** START OF Entries shown **
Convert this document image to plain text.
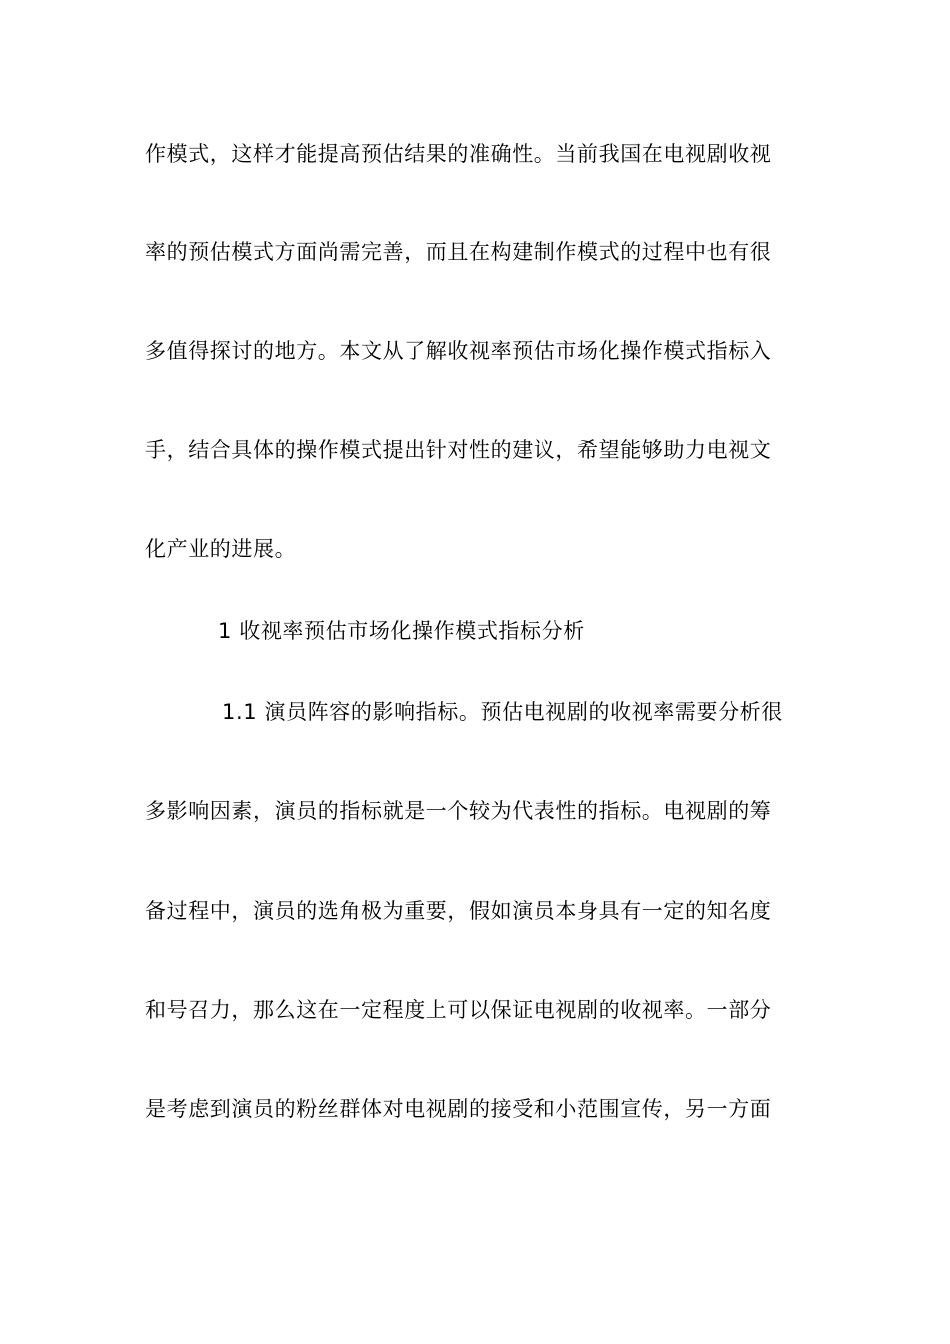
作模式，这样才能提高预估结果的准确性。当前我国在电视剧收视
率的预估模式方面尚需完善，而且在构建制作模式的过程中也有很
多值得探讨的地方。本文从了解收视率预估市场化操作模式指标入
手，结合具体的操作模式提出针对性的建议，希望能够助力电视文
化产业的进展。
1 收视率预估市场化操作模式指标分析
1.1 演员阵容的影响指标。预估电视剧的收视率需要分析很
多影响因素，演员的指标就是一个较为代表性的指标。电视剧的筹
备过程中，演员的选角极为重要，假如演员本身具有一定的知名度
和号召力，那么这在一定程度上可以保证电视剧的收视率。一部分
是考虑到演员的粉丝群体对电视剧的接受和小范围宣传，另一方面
** END OF Entries shown **
Your goal: Above are the records; reproduce them exactly and leave out the pictures.

Answer to this task:
Convert this document image to plain text.
作模式，这样才能提高预估结果的准确性。当前我国在电视剧收视
率的预估模式方面尚需完善，而且在构建制作模式的过程中也有很
多值得探讨的地方。本文从了解收视率预估市场化操作模式指标入
手，结合具体的操作模式提出针对性的建议，希望能够助力电视文
化产业的进展。
1 收视率预估市场化操作模式指标分析
1.1 演员阵容的影响指标。预估电视剧的收视率需要分析很
多影响因素，演员的指标就是一个较为代表性的指标。电视剧的筹
备过程中，演员的选角极为重要，假如演员本身具有一定的知名度
和号召力，那么这在一定程度上可以保证电视剧的收视率。一部分
是考虑到演员的粉丝群体对电视剧的接受和小范围宣传，另一方面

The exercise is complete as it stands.